* _EXERCISE OBJECTIVE_
Repeat every record below exactly, omitting any pictures.
╭─ EXTRACTED DATA
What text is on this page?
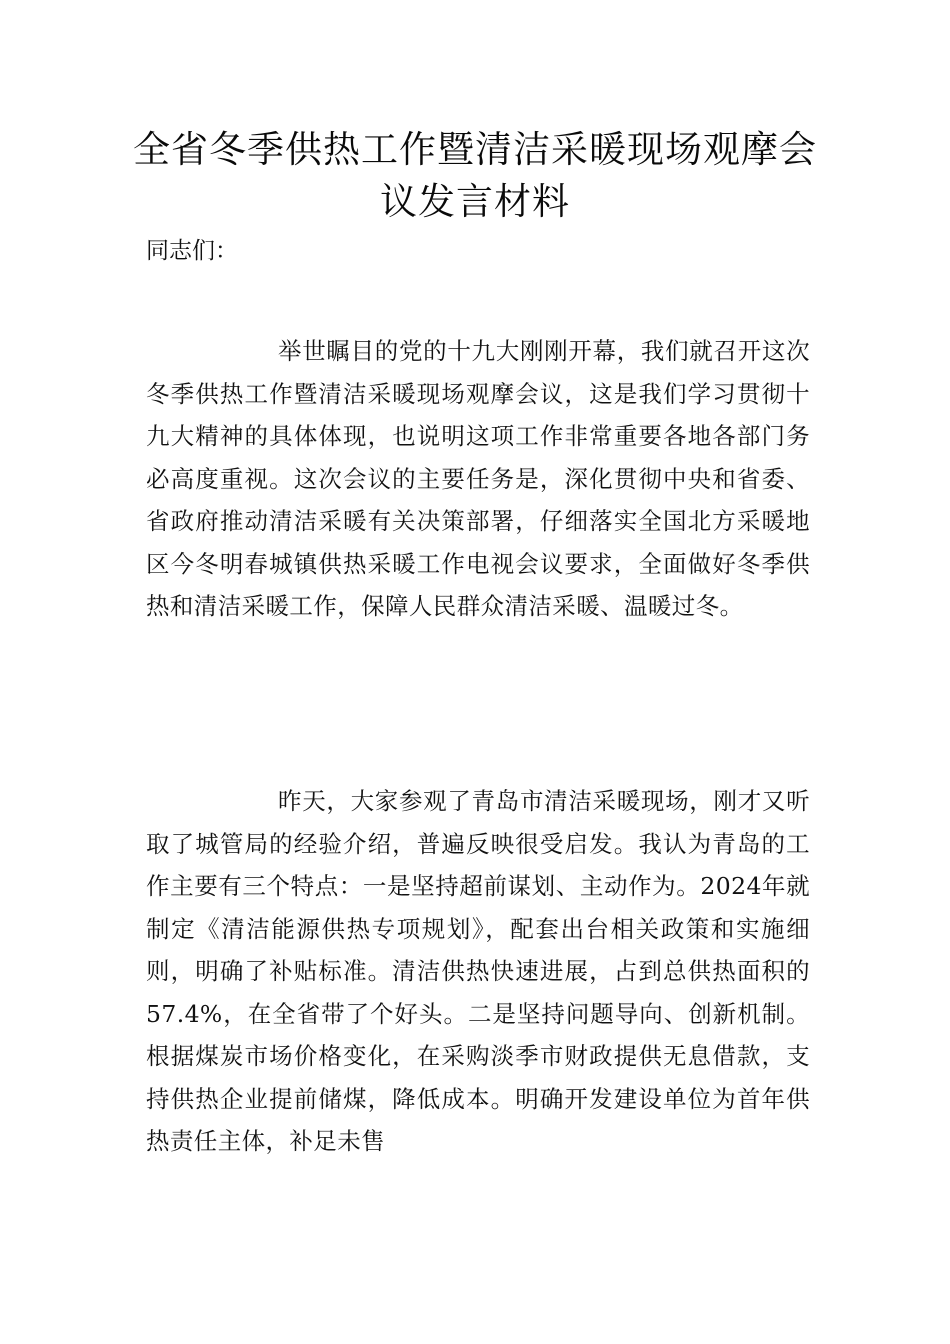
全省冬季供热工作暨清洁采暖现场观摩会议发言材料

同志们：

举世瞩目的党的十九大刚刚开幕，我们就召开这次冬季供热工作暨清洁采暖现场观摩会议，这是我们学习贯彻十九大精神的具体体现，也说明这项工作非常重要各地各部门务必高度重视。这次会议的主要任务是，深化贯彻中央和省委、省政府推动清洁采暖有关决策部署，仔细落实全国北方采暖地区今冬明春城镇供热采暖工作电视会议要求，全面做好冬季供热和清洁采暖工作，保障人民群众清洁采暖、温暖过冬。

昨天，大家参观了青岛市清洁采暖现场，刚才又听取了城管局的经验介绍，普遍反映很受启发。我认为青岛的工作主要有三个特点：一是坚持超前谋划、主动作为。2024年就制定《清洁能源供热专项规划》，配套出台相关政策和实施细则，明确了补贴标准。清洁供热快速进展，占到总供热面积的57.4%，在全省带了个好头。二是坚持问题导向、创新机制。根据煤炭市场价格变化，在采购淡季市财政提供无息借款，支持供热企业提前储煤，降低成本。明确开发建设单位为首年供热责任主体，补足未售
╰─
* _EXPECTED ANSWER_
What text is on this page?
全省冬季供热工作暨清洁采暖现场观摩会议发言材料

同志们：

举世瞩目的党的十九大刚刚开幕，我们就召开这次冬季供热工作暨清洁采暖现场观摩会议，这是我们学习贯彻十九大精神的具体体现，也说明这项工作非常重要各地各部门务必高度重视。这次会议的主要任务是，深化贯彻中央和省委、省政府推动清洁采暖有关决策部署，仔细落实全国北方采暖地区今冬明春城镇供热采暖工作电视会议要求，全面做好冬季供热和清洁采暖工作，保障人民群众清洁采暖、温暖过冬。

昨天，大家参观了青岛市清洁采暖现场，刚才又听取了城管局的经验介绍，普遍反映很受启发。我认为青岛的工作主要有三个特点：一是坚持超前谋划、主动作为。2024年就制定《清洁能源供热专项规划》，配套出台相关政策和实施细则，明确了补贴标准。清洁供热快速进展，占到总供热面积的57.4%，在全省带了个好头。二是坚持问题导向、创新机制。根据煤炭市场价格变化，在采购淡季市财政提供无息借款，支持供热企业提前储煤，降低成本。明确开发建设单位为首年供热责任主体，补足未售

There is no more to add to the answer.